WHAT THE TASK ASKS: Look below. Copy each line that has "perch" in it.

RECORDED DATA:
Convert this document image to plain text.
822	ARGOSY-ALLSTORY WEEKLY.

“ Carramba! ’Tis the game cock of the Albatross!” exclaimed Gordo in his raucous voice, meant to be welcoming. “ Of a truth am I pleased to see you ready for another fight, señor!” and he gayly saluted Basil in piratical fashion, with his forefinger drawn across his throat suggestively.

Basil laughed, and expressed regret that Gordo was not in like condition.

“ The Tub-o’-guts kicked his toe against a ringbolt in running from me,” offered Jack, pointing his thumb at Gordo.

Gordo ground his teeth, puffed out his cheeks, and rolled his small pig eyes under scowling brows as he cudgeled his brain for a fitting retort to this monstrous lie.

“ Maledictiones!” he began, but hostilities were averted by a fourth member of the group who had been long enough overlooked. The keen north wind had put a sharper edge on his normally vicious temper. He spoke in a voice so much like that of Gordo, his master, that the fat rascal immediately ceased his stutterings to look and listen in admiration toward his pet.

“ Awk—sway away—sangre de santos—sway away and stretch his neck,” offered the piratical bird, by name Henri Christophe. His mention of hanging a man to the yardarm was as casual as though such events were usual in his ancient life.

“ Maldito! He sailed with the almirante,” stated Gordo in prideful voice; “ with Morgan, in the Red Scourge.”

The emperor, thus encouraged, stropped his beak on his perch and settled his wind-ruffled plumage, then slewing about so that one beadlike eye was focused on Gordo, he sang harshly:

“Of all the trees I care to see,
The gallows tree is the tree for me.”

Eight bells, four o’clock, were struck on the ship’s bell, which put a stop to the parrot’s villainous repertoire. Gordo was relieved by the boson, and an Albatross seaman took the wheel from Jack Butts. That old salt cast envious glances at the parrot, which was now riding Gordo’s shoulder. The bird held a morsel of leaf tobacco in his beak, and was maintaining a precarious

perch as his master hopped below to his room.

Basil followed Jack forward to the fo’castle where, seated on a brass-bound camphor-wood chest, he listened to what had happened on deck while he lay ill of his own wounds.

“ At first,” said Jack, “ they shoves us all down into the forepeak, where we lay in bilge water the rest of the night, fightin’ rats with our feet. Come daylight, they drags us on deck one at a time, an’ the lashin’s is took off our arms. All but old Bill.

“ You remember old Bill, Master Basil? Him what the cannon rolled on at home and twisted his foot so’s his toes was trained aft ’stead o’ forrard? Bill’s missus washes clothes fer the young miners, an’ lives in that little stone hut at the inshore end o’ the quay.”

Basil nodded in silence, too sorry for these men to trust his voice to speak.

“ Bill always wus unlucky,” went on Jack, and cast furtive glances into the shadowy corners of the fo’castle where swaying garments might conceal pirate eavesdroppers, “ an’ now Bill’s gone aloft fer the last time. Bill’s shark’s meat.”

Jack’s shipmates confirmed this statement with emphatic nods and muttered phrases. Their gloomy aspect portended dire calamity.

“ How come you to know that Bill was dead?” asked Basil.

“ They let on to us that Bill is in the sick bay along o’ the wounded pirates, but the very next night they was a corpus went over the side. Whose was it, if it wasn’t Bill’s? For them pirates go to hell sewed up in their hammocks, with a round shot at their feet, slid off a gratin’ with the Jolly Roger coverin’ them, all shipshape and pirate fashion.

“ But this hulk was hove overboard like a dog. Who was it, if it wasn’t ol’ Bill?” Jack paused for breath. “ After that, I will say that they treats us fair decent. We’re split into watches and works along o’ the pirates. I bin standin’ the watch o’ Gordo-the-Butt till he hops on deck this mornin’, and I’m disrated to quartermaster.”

SOLUTION TO THE PROBLEM:
The emperor, thus encouraged, stropped his beak on his perch and settled his wind-ruffled plumage, then slewing about so that one beadlike eye was focused on Gordo, he sang harshly:
perch as his master hopped below to his room.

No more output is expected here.